#### MATERIAL PROVIDED
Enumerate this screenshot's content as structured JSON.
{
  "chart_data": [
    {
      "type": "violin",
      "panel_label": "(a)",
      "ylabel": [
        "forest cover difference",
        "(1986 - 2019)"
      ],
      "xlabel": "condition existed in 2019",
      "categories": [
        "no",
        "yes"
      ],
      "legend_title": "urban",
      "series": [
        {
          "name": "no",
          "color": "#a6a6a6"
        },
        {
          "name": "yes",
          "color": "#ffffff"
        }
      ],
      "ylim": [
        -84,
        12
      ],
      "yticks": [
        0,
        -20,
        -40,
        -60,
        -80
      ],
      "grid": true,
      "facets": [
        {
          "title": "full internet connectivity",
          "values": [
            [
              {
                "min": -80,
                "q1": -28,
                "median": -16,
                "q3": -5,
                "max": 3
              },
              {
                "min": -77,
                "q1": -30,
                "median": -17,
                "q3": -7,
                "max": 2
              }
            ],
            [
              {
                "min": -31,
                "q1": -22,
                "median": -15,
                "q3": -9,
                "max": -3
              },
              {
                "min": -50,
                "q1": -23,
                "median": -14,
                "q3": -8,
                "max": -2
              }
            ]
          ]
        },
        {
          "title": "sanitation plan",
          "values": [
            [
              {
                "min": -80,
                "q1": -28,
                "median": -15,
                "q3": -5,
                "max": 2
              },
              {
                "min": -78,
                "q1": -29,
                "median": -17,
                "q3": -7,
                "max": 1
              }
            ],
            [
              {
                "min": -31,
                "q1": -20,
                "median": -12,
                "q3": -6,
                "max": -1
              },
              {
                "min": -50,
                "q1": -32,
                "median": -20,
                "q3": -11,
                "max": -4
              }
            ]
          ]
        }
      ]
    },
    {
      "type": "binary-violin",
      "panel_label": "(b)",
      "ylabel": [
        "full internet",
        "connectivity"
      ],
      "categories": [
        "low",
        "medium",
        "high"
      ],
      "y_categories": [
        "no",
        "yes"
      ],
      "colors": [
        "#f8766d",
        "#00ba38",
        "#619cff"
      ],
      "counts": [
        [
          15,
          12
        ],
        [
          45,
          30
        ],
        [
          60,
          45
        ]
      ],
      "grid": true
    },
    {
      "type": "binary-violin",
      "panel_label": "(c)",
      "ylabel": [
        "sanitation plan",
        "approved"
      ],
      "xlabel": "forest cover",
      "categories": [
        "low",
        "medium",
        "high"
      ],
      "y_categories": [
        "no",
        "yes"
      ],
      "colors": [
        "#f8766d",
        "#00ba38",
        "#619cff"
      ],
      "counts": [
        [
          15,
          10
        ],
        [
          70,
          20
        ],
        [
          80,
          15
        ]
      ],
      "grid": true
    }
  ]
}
########
Only a number is wanted: how many lines above include "connectivity"?

## OUTPUT FOR THIS EXERCISE:
2